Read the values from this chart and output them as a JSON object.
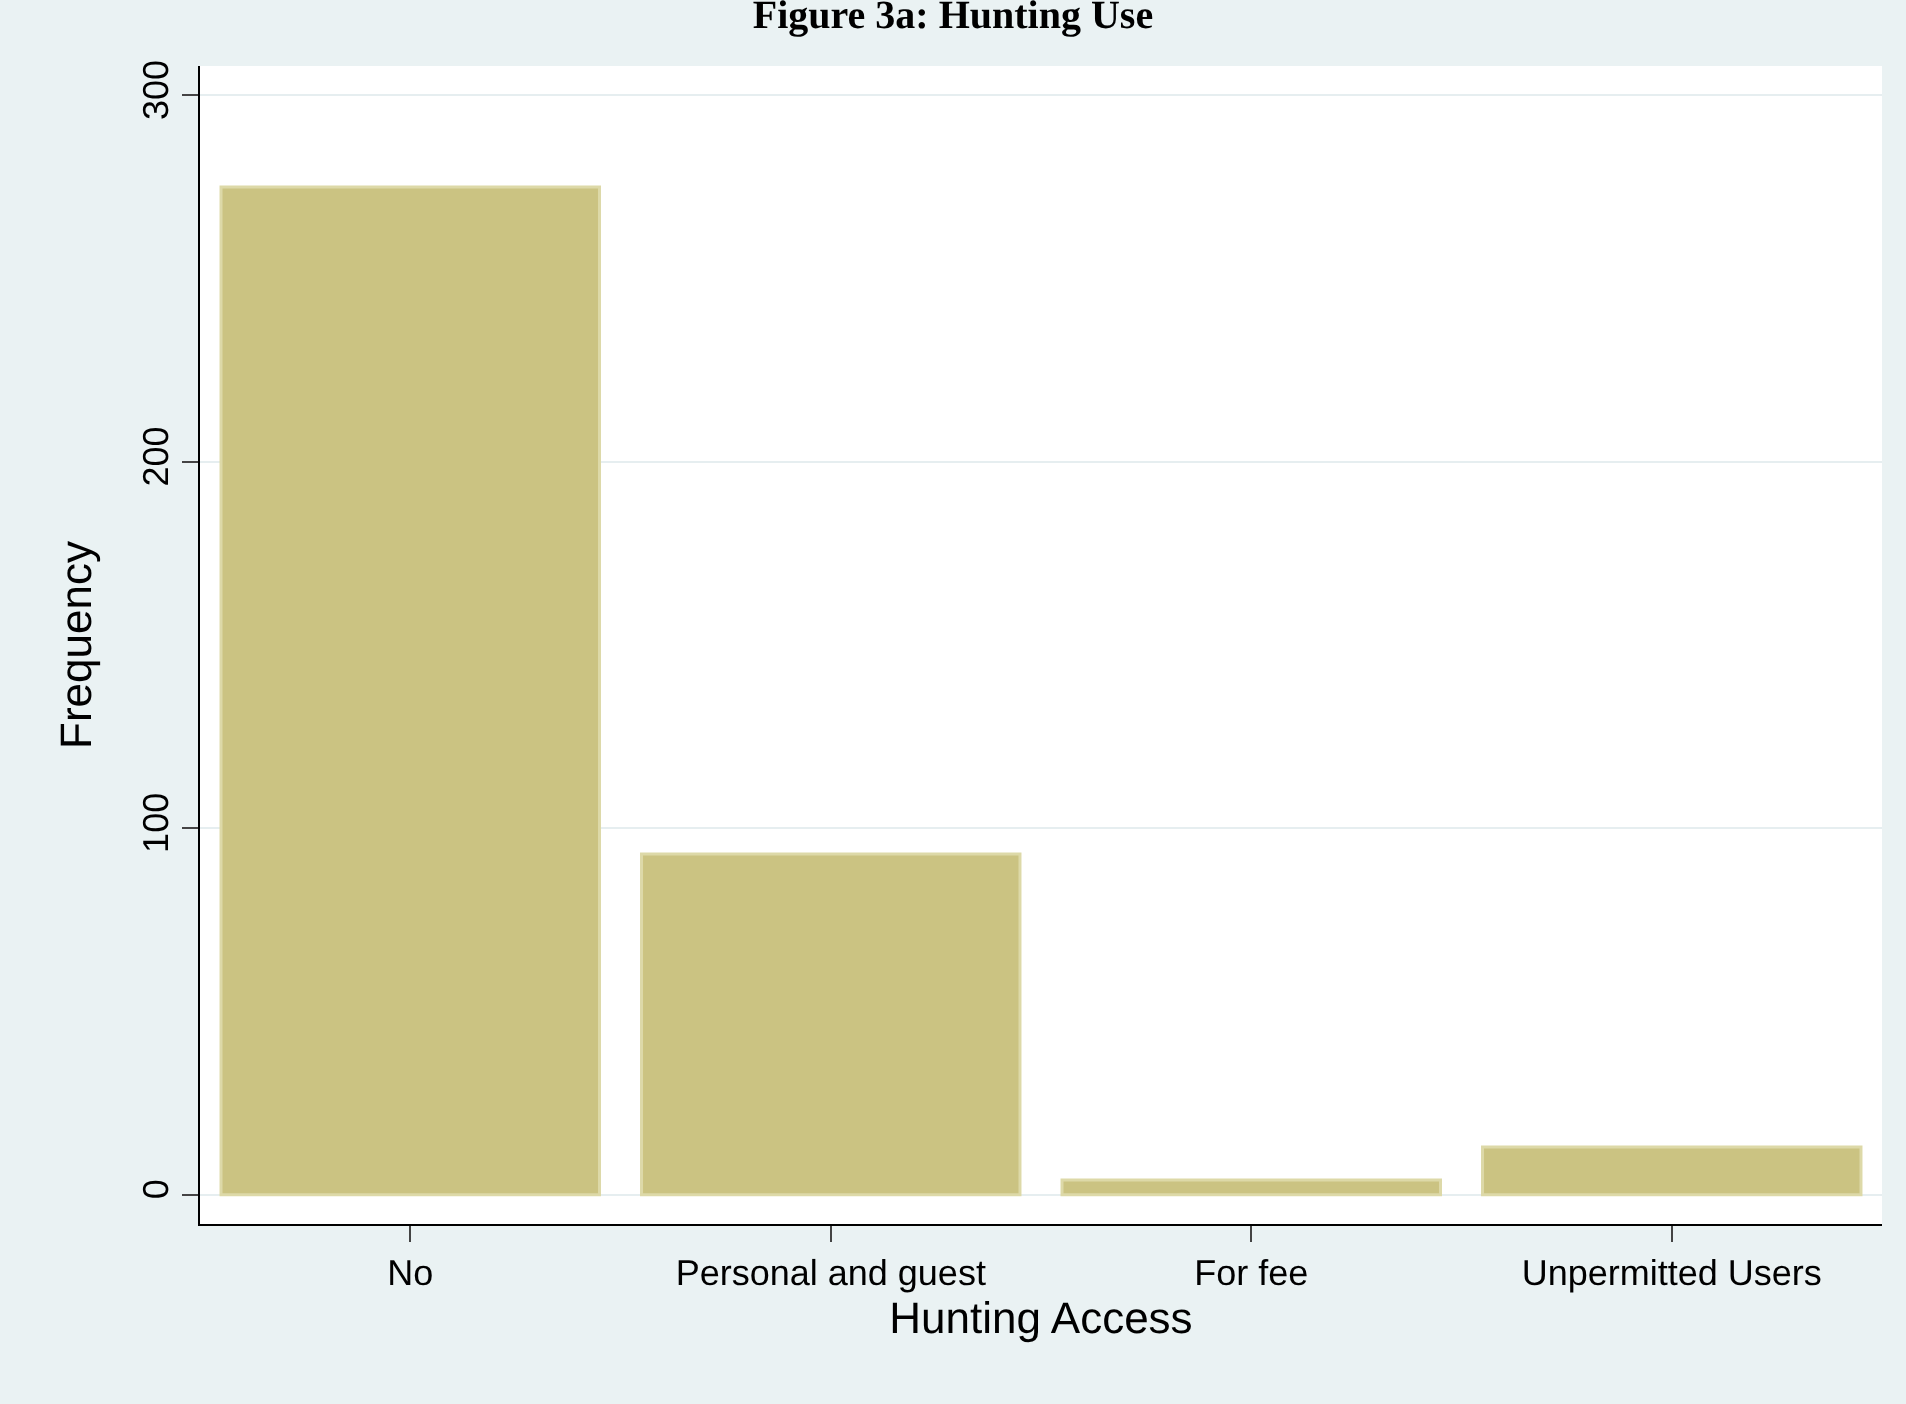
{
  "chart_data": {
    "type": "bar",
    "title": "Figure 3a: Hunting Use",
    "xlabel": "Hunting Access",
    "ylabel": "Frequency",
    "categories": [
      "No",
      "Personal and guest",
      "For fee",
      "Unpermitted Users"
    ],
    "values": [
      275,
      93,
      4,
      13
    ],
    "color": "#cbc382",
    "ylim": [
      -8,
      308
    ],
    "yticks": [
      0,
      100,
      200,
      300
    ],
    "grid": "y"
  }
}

⁂

● **WORK TO DO**
Write out every line of the listing that holds the word "Hunting".

● **TASK OUTPUT**
    "title": "Figure 3a: Hunting Use",
    "xlabel": "Hunting Access",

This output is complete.